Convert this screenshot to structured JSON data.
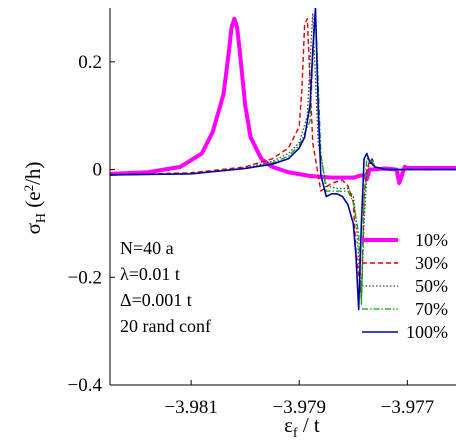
{
  "chart_data": {
    "type": "line",
    "title": "",
    "xlabel": "εf / t",
    "ylabel": "σH (e²/h)",
    "xlim": [
      -3.9825,
      -3.9761
    ],
    "ylim": [
      -0.4,
      0.3
    ],
    "x_ticks": [
      -3.981,
      -3.979,
      -3.977
    ],
    "x_tick_labels": [
      "−3.981",
      "−3.979",
      "−3.977"
    ],
    "y_ticks": [
      -0.4,
      -0.2,
      0,
      0.2
    ],
    "y_tick_labels": [
      "−0.4",
      "−0.2",
      "0",
      "0.2"
    ],
    "grid": false,
    "legend_position": "lower-right",
    "annotations": [
      "N=40 a",
      "λ=0.01 t",
      "Δ=0.001 t",
      "20 rand conf"
    ],
    "series": [
      {
        "name": "10%",
        "color": "#ff00ff",
        "style": "solid-thick",
        "x": [
          -3.9825,
          -3.9818,
          -3.9812,
          -3.9808,
          -3.9806,
          -3.9804,
          -3.9803,
          -3.98025,
          -3.9802,
          -3.98015,
          -3.9801,
          -3.98,
          -3.9799,
          -3.9797,
          -3.9795,
          -3.9792,
          -3.9788,
          -3.9784,
          -3.978,
          -3.9779,
          -3.9778,
          -3.97775,
          -3.9777,
          -3.9774,
          -3.9772,
          -3.97715,
          -3.9771,
          -3.97705,
          -3.977,
          -3.9766,
          -3.9761
        ],
        "y": [
          -0.008,
          -0.005,
          0.005,
          0.03,
          0.07,
          0.14,
          0.22,
          0.265,
          0.28,
          0.265,
          0.22,
          0.12,
          0.06,
          0.02,
          0.005,
          -0.005,
          -0.012,
          -0.015,
          -0.015,
          -0.012,
          -0.01,
          -0.018,
          0.0,
          0.002,
          0.0,
          -0.025,
          -0.01,
          0.005,
          0.003,
          0.003,
          0.003
        ]
      },
      {
        "name": "30%",
        "color": "#dd0000",
        "style": "dashed",
        "x": [
          -3.9825,
          -3.981,
          -3.98,
          -3.9795,
          -3.9792,
          -3.979,
          -3.97895,
          -3.9789,
          -3.97885,
          -3.97875,
          -3.9786,
          -3.9784,
          -3.9782,
          -3.9781,
          -3.978,
          -3.97795,
          -3.97785,
          -3.9778,
          -3.97775,
          -3.9777,
          -3.97765,
          -3.9776,
          -3.9774,
          -3.977,
          -3.9761
        ],
        "y": [
          -0.01,
          -0.006,
          0.005,
          0.02,
          0.04,
          0.08,
          0.15,
          0.27,
          0.28,
          0.05,
          -0.04,
          -0.025,
          -0.02,
          -0.03,
          -0.06,
          -0.15,
          -0.24,
          -0.05,
          0.0,
          0.015,
          0.02,
          0.005,
          0.0,
          0.0,
          0.0
        ]
      },
      {
        "name": "50%",
        "color": "#444444",
        "style": "dotted",
        "x": [
          -3.9825,
          -3.981,
          -3.98,
          -3.9795,
          -3.9792,
          -3.979,
          -3.97885,
          -3.9788,
          -3.97875,
          -3.97865,
          -3.9785,
          -3.9783,
          -3.9781,
          -3.978,
          -3.97795,
          -3.97785,
          -3.9778,
          -3.97775,
          -3.9777,
          -3.97765,
          -3.9776,
          -3.9774,
          -3.977,
          -3.9761
        ],
        "y": [
          -0.01,
          -0.007,
          0.003,
          0.015,
          0.03,
          0.05,
          0.1,
          0.2,
          0.29,
          0.05,
          -0.03,
          -0.035,
          -0.035,
          -0.05,
          -0.09,
          -0.24,
          -0.1,
          -0.01,
          0.01,
          0.02,
          0.005,
          0.0,
          0.0,
          0.0
        ]
      },
      {
        "name": "70%",
        "color": "#00aa00",
        "style": "dash-dot",
        "x": [
          -3.9825,
          -3.981,
          -3.98,
          -3.9795,
          -3.9792,
          -3.979,
          -3.9788,
          -3.97875,
          -3.9787,
          -3.9786,
          -3.9785,
          -3.9783,
          -3.9781,
          -3.978,
          -3.9779,
          -3.97785,
          -3.9778,
          -3.97775,
          -3.9777,
          -3.9776,
          -3.9774,
          -3.977,
          -3.9761
        ],
        "y": [
          -0.01,
          -0.008,
          0.002,
          0.012,
          0.025,
          0.045,
          0.09,
          0.2,
          0.3,
          0.03,
          -0.04,
          -0.04,
          -0.04,
          -0.06,
          -0.12,
          -0.25,
          -0.05,
          0.02,
          0.02,
          0.005,
          0.0,
          0.0,
          0.0
        ]
      },
      {
        "name": "100%",
        "color": "#0000aa",
        "style": "solid",
        "x": [
          -3.9825,
          -3.981,
          -3.98,
          -3.9795,
          -3.9792,
          -3.979,
          -3.9789,
          -3.9788,
          -3.97875,
          -3.9787,
          -3.97865,
          -3.9786,
          -3.9785,
          -3.9784,
          -3.9783,
          -3.9782,
          -3.9781,
          -3.978,
          -3.97795,
          -3.9779,
          -3.97785,
          -3.9778,
          -3.97775,
          -3.9777,
          -3.9776,
          -3.9774,
          -3.977,
          -3.9761
        ],
        "y": [
          -0.01,
          -0.008,
          0.002,
          0.01,
          0.02,
          0.04,
          0.06,
          0.12,
          0.22,
          0.3,
          0.12,
          -0.01,
          -0.05,
          -0.045,
          -0.045,
          -0.05,
          -0.065,
          -0.1,
          -0.16,
          -0.26,
          -0.1,
          0.02,
          0.03,
          0.015,
          0.005,
          0.0,
          0.0,
          0.0
        ]
      }
    ]
  }
}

##############################

Task brief - Reproduce each entry precisely, dropping only the pictures.

Result of the exercise -
Convert this screenshot to structured JSON data.
{
  "chart_data": {
    "type": "line",
    "title": "",
    "xlabel": "εf / t",
    "ylabel": "σH (e²/h)",
    "xlim": [
      -3.9825,
      -3.9761
    ],
    "ylim": [
      -0.4,
      0.3
    ],
    "x_ticks": [
      -3.981,
      -3.979,
      -3.977
    ],
    "x_tick_labels": [
      "−3.981",
      "−3.979",
      "−3.977"
    ],
    "y_ticks": [
      -0.4,
      -0.2,
      0,
      0.2
    ],
    "y_tick_labels": [
      "−0.4",
      "−0.2",
      "0",
      "0.2"
    ],
    "grid": false,
    "legend_position": "lower-right",
    "annotations": [
      "N=40 a",
      "λ=0.01 t",
      "Δ=0.001 t",
      "20 rand conf"
    ],
    "series": [
      {
        "name": "10%",
        "color": "#ff00ff",
        "style": "solid-thick",
        "x": [
          -3.9825,
          -3.9818,
          -3.9812,
          -3.9808,
          -3.9806,
          -3.9804,
          -3.9803,
          -3.98025,
          -3.9802,
          -3.98015,
          -3.9801,
          -3.98,
          -3.9799,
          -3.9797,
          -3.9795,
          -3.9792,
          -3.9788,
          -3.9784,
          -3.978,
          -3.9779,
          -3.9778,
          -3.97775,
          -3.9777,
          -3.9774,
          -3.9772,
          -3.97715,
          -3.9771,
          -3.97705,
          -3.977,
          -3.9766,
          -3.9761
        ],
        "y": [
          -0.008,
          -0.005,
          0.005,
          0.03,
          0.07,
          0.14,
          0.22,
          0.265,
          0.28,
          0.265,
          0.22,
          0.12,
          0.06,
          0.02,
          0.005,
          -0.005,
          -0.012,
          -0.015,
          -0.015,
          -0.012,
          -0.01,
          -0.018,
          0.0,
          0.002,
          0.0,
          -0.025,
          -0.01,
          0.005,
          0.003,
          0.003,
          0.003
        ]
      },
      {
        "name": "30%",
        "color": "#dd0000",
        "style": "dashed",
        "x": [
          -3.9825,
          -3.981,
          -3.98,
          -3.9795,
          -3.9792,
          -3.979,
          -3.97895,
          -3.9789,
          -3.97885,
          -3.97875,
          -3.9786,
          -3.9784,
          -3.9782,
          -3.9781,
          -3.978,
          -3.97795,
          -3.97785,
          -3.9778,
          -3.97775,
          -3.9777,
          -3.97765,
          -3.9776,
          -3.9774,
          -3.977,
          -3.9761
        ],
        "y": [
          -0.01,
          -0.006,
          0.005,
          0.02,
          0.04,
          0.08,
          0.15,
          0.27,
          0.28,
          0.05,
          -0.04,
          -0.025,
          -0.02,
          -0.03,
          -0.06,
          -0.15,
          -0.24,
          -0.05,
          0.0,
          0.015,
          0.02,
          0.005,
          0.0,
          0.0,
          0.0
        ]
      },
      {
        "name": "50%",
        "color": "#444444",
        "style": "dotted",
        "x": [
          -3.9825,
          -3.981,
          -3.98,
          -3.9795,
          -3.9792,
          -3.979,
          -3.97885,
          -3.9788,
          -3.97875,
          -3.97865,
          -3.9785,
          -3.9783,
          -3.9781,
          -3.978,
          -3.97795,
          -3.97785,
          -3.9778,
          -3.97775,
          -3.9777,
          -3.97765,
          -3.9776,
          -3.9774,
          -3.977,
          -3.9761
        ],
        "y": [
          -0.01,
          -0.007,
          0.003,
          0.015,
          0.03,
          0.05,
          0.1,
          0.2,
          0.29,
          0.05,
          -0.03,
          -0.035,
          -0.035,
          -0.05,
          -0.09,
          -0.24,
          -0.1,
          -0.01,
          0.01,
          0.02,
          0.005,
          0.0,
          0.0,
          0.0
        ]
      },
      {
        "name": "70%",
        "color": "#00aa00",
        "style": "dash-dot",
        "x": [
          -3.9825,
          -3.981,
          -3.98,
          -3.9795,
          -3.9792,
          -3.979,
          -3.9788,
          -3.97875,
          -3.9787,
          -3.9786,
          -3.9785,
          -3.9783,
          -3.9781,
          -3.978,
          -3.9779,
          -3.97785,
          -3.9778,
          -3.97775,
          -3.9777,
          -3.9776,
          -3.9774,
          -3.977,
          -3.9761
        ],
        "y": [
          -0.01,
          -0.008,
          0.002,
          0.012,
          0.025,
          0.045,
          0.09,
          0.2,
          0.3,
          0.03,
          -0.04,
          -0.04,
          -0.04,
          -0.06,
          -0.12,
          -0.25,
          -0.05,
          0.02,
          0.02,
          0.005,
          0.0,
          0.0,
          0.0
        ]
      },
      {
        "name": "100%",
        "color": "#0000aa",
        "style": "solid",
        "x": [
          -3.9825,
          -3.981,
          -3.98,
          -3.9795,
          -3.9792,
          -3.979,
          -3.9789,
          -3.9788,
          -3.97875,
          -3.9787,
          -3.97865,
          -3.9786,
          -3.9785,
          -3.9784,
          -3.9783,
          -3.9782,
          -3.9781,
          -3.978,
          -3.97795,
          -3.9779,
          -3.97785,
          -3.9778,
          -3.97775,
          -3.9777,
          -3.9776,
          -3.9774,
          -3.977,
          -3.9761
        ],
        "y": [
          -0.01,
          -0.008,
          0.002,
          0.01,
          0.02,
          0.04,
          0.06,
          0.12,
          0.22,
          0.3,
          0.12,
          -0.01,
          -0.05,
          -0.045,
          -0.045,
          -0.05,
          -0.065,
          -0.1,
          -0.16,
          -0.26,
          -0.1,
          0.02,
          0.03,
          0.015,
          0.005,
          0.0,
          0.0,
          0.0
        ]
      }
    ]
  }
}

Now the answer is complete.